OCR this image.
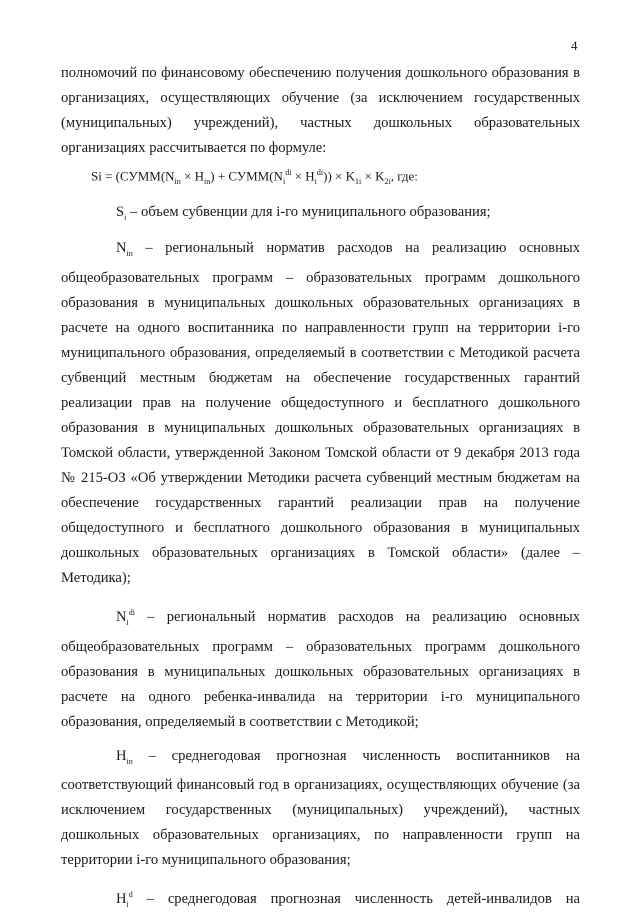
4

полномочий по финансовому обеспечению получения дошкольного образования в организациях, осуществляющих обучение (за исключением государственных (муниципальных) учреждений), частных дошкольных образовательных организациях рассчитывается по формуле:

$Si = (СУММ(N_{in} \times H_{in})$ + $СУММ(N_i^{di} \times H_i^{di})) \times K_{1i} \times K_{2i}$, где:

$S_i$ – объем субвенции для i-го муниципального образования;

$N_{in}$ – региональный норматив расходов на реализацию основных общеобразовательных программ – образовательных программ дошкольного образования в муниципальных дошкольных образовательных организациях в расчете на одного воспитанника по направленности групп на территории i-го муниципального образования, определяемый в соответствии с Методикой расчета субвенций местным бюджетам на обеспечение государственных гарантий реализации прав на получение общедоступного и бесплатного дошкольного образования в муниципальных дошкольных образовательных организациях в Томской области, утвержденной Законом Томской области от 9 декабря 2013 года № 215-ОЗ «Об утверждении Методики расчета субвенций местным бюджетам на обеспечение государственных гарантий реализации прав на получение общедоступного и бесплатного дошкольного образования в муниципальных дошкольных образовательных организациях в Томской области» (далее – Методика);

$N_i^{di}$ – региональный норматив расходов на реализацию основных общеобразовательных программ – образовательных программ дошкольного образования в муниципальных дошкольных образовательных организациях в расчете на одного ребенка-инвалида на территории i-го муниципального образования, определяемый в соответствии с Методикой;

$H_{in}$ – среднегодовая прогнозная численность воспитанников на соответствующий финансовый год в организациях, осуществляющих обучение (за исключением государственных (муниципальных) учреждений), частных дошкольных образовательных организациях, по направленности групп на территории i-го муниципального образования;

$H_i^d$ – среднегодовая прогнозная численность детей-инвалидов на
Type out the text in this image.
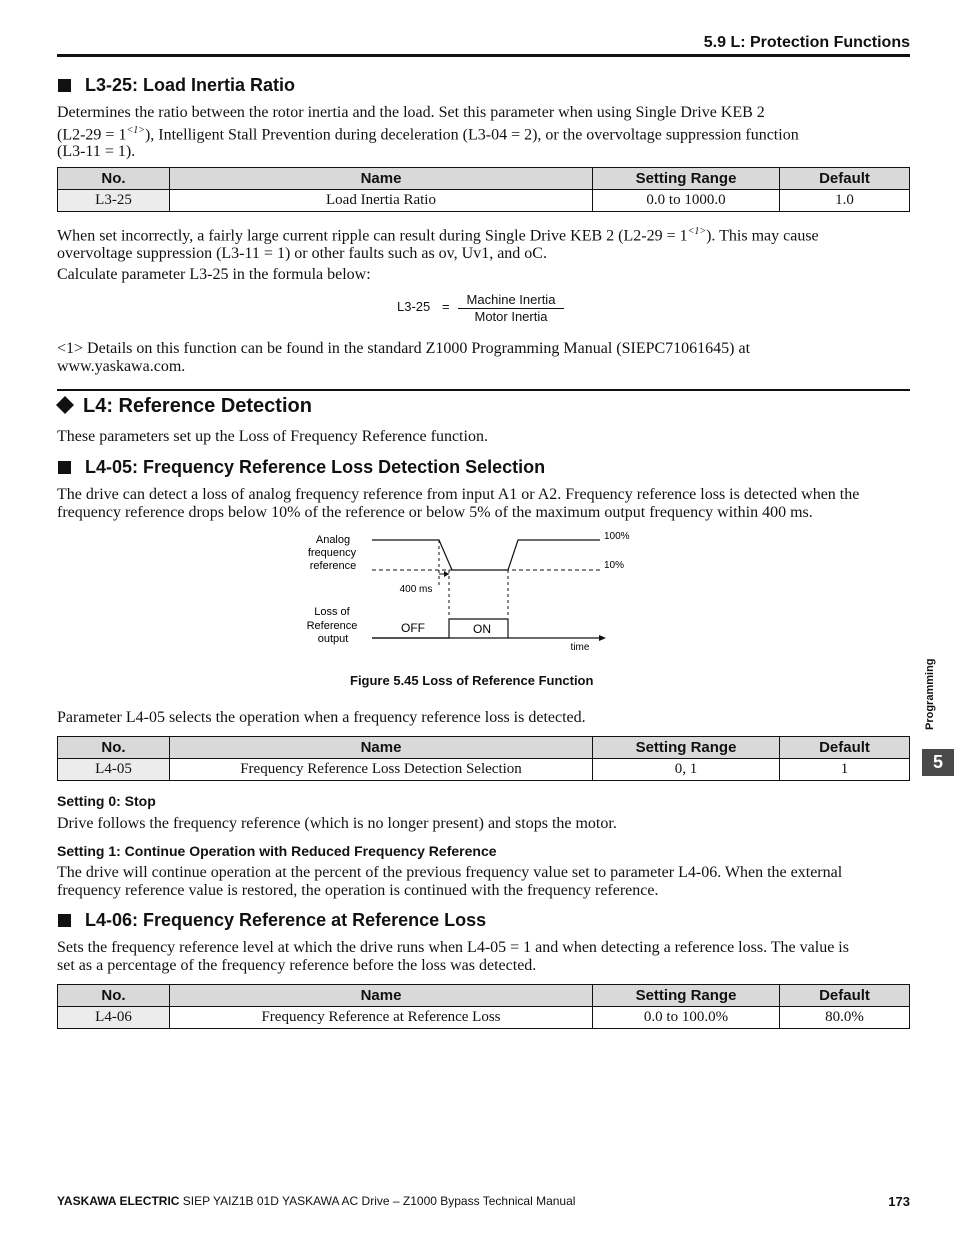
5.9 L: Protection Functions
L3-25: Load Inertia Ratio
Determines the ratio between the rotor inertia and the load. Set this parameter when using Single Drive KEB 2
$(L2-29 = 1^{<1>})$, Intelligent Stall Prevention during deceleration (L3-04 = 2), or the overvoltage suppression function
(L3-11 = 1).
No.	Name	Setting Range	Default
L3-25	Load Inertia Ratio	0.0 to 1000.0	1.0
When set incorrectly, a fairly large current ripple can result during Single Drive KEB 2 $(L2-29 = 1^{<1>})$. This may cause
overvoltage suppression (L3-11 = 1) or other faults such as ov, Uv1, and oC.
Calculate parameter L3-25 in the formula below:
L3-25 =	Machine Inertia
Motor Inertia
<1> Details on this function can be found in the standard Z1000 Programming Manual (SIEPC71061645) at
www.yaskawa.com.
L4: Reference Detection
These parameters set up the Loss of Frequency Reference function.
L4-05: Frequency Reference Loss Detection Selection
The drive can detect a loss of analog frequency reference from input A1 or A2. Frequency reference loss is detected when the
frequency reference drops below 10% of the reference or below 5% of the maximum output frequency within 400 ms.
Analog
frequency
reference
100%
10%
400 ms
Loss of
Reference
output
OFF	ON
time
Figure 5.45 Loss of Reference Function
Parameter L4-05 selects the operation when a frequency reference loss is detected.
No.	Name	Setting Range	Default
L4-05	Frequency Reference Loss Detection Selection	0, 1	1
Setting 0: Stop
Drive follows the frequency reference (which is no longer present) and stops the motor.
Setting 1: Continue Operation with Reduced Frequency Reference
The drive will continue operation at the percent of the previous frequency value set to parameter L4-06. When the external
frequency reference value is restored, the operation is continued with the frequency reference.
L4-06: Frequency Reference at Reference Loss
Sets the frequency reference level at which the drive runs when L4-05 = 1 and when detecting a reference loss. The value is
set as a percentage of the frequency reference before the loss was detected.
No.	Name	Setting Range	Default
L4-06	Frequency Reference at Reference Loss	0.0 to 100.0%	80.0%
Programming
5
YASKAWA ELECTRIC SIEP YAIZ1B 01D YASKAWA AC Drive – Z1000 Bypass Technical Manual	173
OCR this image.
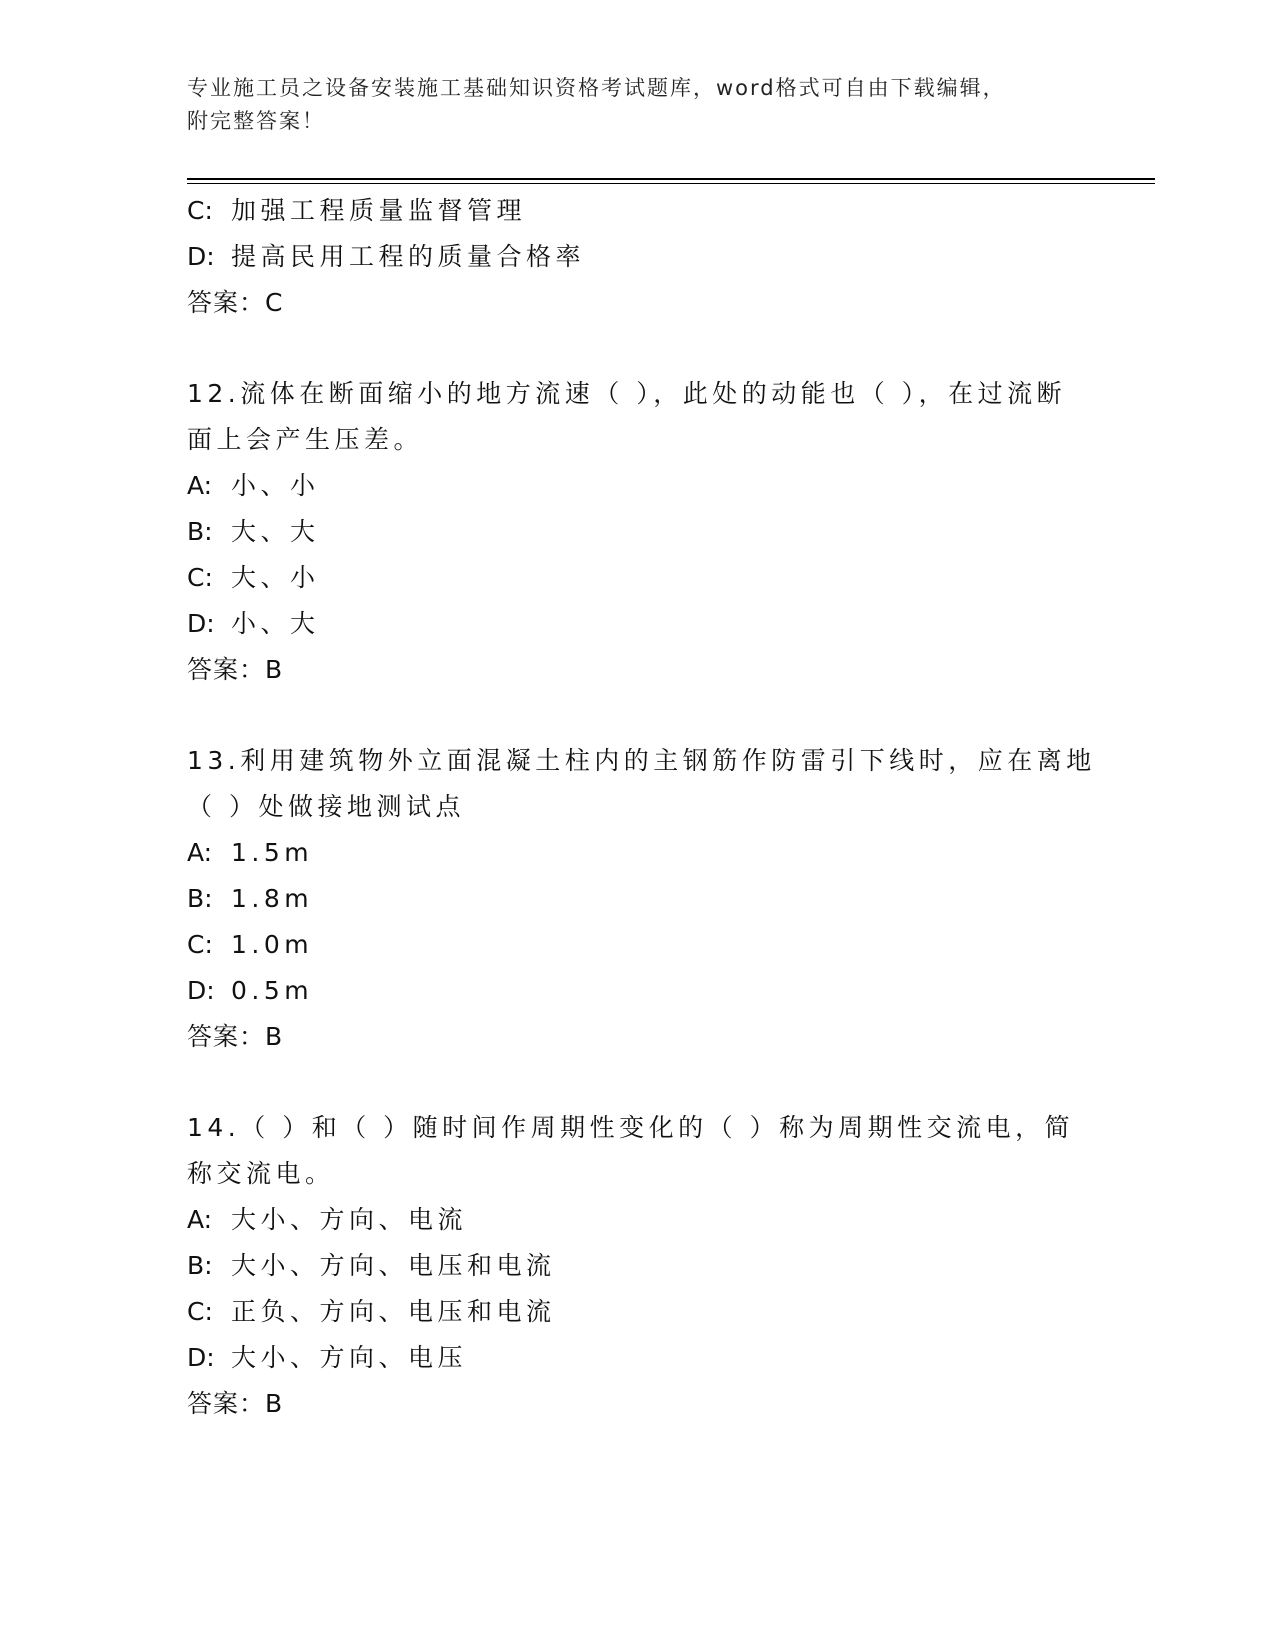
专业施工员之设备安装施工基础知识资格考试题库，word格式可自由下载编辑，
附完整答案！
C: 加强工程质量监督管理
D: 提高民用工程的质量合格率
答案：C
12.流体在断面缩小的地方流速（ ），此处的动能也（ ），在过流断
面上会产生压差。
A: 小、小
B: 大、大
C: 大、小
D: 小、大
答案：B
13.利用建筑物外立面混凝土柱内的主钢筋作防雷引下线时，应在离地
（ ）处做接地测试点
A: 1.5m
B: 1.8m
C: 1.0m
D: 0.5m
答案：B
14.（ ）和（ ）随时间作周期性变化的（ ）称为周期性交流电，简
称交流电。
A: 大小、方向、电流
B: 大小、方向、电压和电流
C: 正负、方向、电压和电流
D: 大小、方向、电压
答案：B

———

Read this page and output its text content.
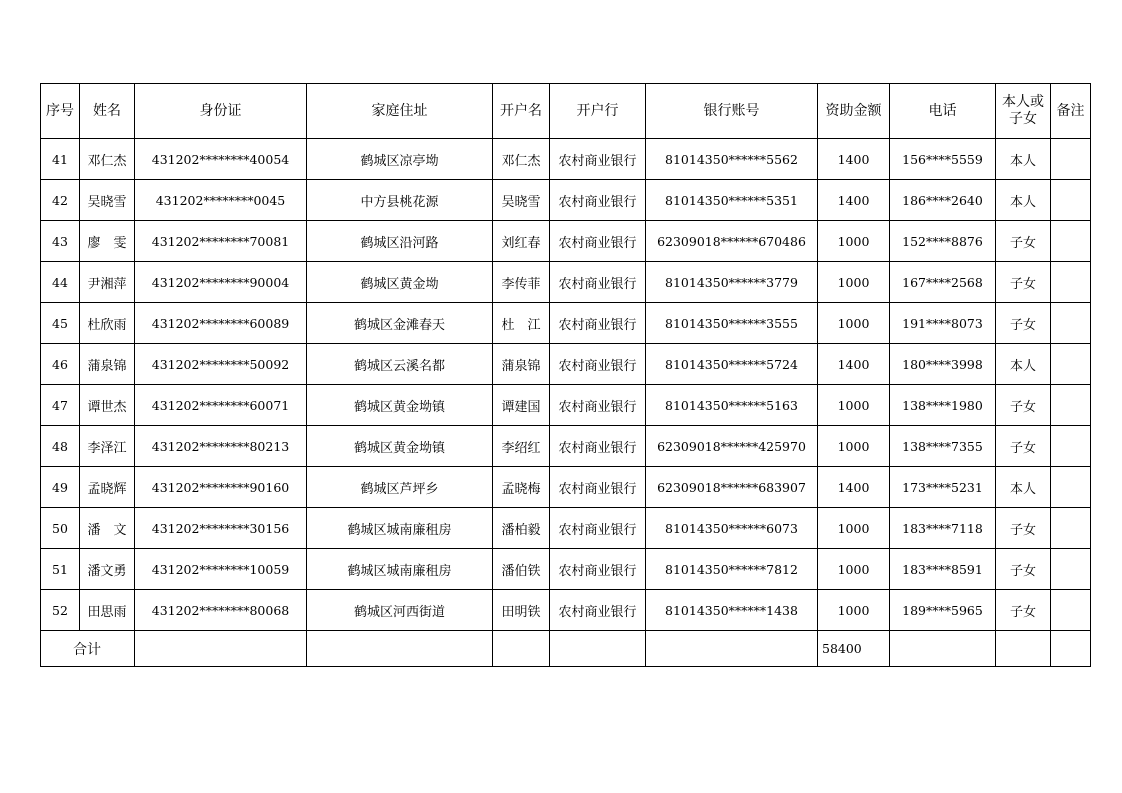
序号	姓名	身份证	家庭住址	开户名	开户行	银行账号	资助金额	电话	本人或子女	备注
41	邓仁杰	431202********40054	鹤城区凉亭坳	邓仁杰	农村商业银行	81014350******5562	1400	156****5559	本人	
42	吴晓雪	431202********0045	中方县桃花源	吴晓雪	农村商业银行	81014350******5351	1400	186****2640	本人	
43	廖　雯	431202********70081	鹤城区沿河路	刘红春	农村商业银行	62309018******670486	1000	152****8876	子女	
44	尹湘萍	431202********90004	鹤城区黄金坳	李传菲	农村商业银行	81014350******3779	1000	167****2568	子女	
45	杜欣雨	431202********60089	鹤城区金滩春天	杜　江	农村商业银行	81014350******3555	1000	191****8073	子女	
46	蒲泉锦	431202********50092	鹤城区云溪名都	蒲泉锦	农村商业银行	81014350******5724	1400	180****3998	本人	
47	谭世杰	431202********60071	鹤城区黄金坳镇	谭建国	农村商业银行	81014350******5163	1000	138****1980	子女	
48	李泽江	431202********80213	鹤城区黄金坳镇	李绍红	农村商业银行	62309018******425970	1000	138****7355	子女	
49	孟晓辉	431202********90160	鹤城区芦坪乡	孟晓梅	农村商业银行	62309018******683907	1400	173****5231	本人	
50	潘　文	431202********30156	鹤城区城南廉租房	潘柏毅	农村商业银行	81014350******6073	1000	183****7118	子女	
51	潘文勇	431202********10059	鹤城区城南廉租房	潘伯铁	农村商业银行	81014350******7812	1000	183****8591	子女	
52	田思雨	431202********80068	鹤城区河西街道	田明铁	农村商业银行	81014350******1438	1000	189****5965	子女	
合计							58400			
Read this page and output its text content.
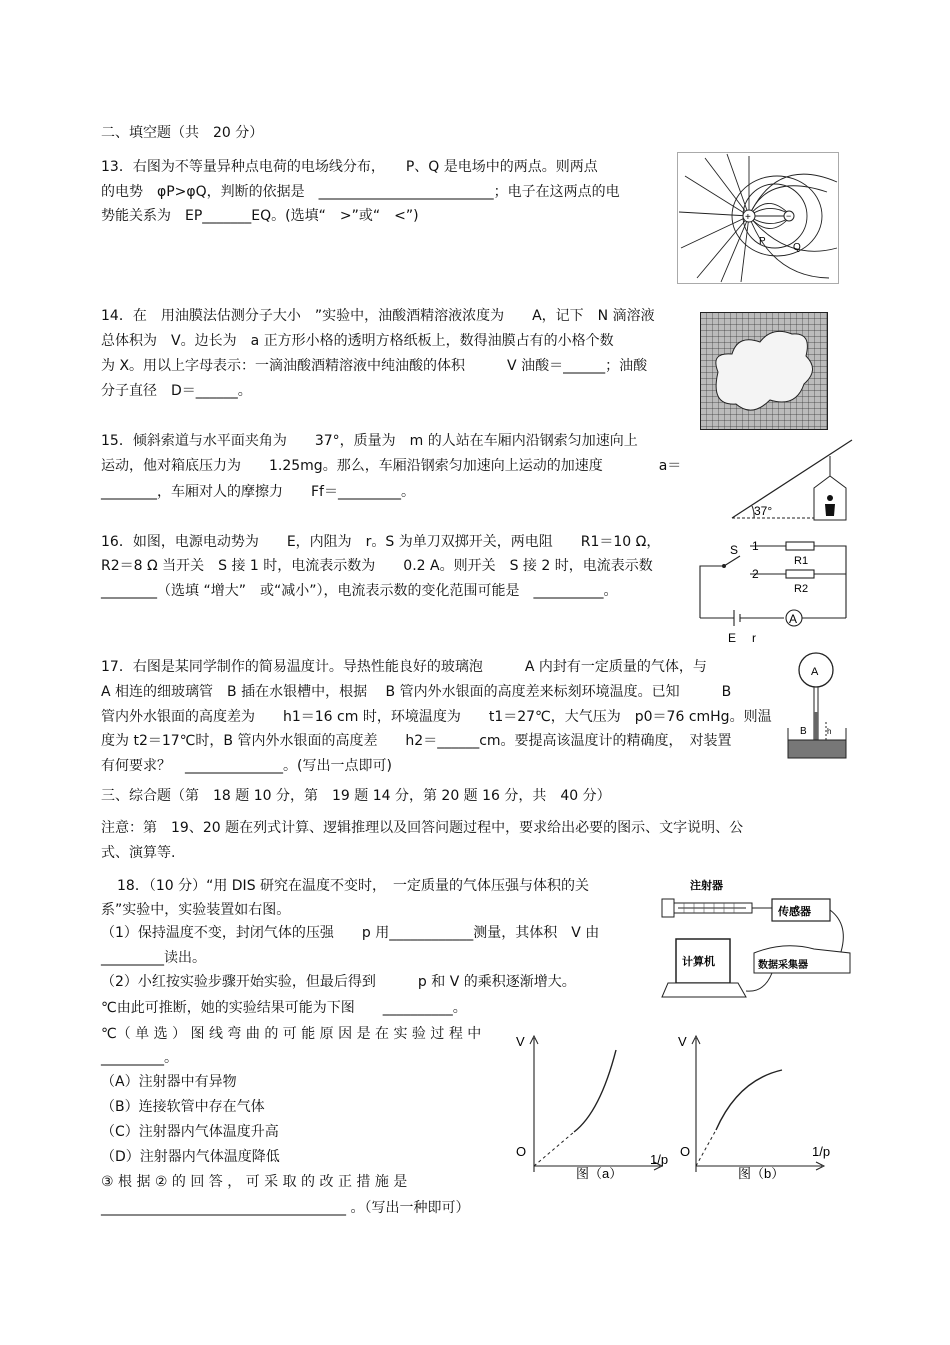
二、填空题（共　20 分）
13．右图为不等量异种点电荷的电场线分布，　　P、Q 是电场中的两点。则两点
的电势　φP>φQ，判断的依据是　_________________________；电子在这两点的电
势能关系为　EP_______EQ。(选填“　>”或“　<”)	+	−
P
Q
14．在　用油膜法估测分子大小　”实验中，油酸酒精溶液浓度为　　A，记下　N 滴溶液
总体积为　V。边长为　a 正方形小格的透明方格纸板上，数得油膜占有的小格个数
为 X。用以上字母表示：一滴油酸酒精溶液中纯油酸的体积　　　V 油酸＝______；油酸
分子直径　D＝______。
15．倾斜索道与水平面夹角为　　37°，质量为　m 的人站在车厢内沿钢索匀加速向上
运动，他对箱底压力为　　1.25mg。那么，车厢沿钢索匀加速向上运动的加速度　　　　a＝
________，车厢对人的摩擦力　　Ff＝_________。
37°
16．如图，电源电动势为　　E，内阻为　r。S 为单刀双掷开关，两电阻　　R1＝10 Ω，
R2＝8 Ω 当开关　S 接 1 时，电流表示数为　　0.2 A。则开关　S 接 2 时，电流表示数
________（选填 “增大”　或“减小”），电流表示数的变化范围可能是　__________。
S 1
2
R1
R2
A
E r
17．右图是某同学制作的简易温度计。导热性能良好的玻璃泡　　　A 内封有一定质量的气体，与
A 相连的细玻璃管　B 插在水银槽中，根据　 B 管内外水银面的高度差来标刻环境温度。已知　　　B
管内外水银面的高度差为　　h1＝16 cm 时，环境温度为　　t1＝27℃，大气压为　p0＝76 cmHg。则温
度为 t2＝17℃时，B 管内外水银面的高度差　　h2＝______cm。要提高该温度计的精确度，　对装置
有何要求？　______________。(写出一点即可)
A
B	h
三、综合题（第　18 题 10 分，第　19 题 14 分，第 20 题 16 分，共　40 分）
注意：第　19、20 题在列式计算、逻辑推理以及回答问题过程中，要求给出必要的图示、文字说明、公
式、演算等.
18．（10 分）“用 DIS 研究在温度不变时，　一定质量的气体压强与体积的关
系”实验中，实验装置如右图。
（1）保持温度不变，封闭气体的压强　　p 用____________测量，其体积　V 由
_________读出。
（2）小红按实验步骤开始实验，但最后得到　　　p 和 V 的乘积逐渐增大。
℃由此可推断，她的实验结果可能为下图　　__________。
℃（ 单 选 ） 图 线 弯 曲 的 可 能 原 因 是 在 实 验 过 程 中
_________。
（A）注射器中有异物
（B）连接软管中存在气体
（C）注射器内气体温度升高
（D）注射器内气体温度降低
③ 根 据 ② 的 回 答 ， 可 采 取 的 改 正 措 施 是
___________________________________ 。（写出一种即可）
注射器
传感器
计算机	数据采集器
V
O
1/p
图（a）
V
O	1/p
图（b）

———

▸ Exercise prompt
Search the lines above for the string "overvoltage", then show every one that has it.

▸ Final answer
$(L2-29 = 1^{<1>})$, Intelligent Stall Prevention during deceleration (L3-04 = 2), or the overvoltage suppression function
overvoltage suppression (L3-11 = 1) or other faults such as ov, Uv1, and oC.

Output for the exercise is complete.